OBJECTIVE - Without omitting anything, retype the data that follows.

RECORDS FOR THE TASK -
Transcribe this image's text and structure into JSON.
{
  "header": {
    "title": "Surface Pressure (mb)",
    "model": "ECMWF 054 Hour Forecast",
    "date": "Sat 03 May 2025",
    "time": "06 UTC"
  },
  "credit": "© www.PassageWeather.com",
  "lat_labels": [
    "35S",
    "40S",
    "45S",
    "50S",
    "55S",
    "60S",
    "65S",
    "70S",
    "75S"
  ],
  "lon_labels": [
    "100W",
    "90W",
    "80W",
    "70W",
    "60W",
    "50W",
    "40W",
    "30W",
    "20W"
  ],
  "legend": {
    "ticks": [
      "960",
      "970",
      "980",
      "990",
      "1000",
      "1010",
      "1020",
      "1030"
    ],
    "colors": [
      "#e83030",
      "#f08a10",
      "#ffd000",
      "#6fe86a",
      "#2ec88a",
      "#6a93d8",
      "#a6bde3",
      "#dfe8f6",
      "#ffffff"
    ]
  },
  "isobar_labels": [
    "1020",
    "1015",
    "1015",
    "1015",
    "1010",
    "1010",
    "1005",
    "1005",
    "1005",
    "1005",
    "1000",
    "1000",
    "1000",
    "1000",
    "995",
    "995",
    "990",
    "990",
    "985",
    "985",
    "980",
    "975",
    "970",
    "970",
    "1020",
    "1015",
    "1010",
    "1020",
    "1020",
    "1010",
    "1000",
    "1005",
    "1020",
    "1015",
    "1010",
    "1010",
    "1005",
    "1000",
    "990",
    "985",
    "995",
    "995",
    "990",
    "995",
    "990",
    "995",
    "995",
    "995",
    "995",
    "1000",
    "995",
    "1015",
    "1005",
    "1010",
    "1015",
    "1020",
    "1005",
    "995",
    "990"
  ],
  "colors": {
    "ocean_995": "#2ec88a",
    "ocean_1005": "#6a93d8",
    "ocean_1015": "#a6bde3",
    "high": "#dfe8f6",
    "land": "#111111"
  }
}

EXERCISE OUTPUT -
Transcribe this image's text and structure into JSON.
{
  "header": {
    "title": "Surface Pressure (mb)",
    "model": "ECMWF 054 Hour Forecast",
    "date": "Sat 03 May 2025",
    "time": "06 UTC"
  },
  "credit": "© www.PassageWeather.com",
  "lat_labels": [
    "35S",
    "40S",
    "45S",
    "50S",
    "55S",
    "60S",
    "65S",
    "70S",
    "75S"
  ],
  "lon_labels": [
    "100W",
    "90W",
    "80W",
    "70W",
    "60W",
    "50W",
    "40W",
    "30W",
    "20W"
  ],
  "legend": {
    "ticks": [
      "960",
      "970",
      "980",
      "990",
      "1000",
      "1010",
      "1020",
      "1030"
    ],
    "colors": [
      "#e83030",
      "#f08a10",
      "#ffd000",
      "#6fe86a",
      "#2ec88a",
      "#6a93d8",
      "#a6bde3",
      "#dfe8f6",
      "#ffffff"
    ]
  },
  "isobar_labels": [
    "1020",
    "1015",
    "1015",
    "1015",
    "1010",
    "1010",
    "1005",
    "1005",
    "1005",
    "1005",
    "1000",
    "1000",
    "1000",
    "1000",
    "995",
    "995",
    "990",
    "990",
    "985",
    "985",
    "980",
    "975",
    "970",
    "970",
    "1020",
    "1015",
    "1010",
    "1020",
    "1020",
    "1010",
    "1000",
    "1005",
    "1020",
    "1015",
    "1010",
    "1010",
    "1005",
    "1000",
    "990",
    "985",
    "995",
    "995",
    "990",
    "995",
    "990",
    "995",
    "995",
    "995",
    "995",
    "1000",
    "995",
    "1015",
    "1005",
    "1010",
    "1015",
    "1020",
    "1005",
    "995",
    "990"
  ],
  "colors": {
    "ocean_995": "#2ec88a",
    "ocean_1005": "#6a93d8",
    "ocean_1015": "#a6bde3",
    "high": "#dfe8f6",
    "land": "#111111"
  }
}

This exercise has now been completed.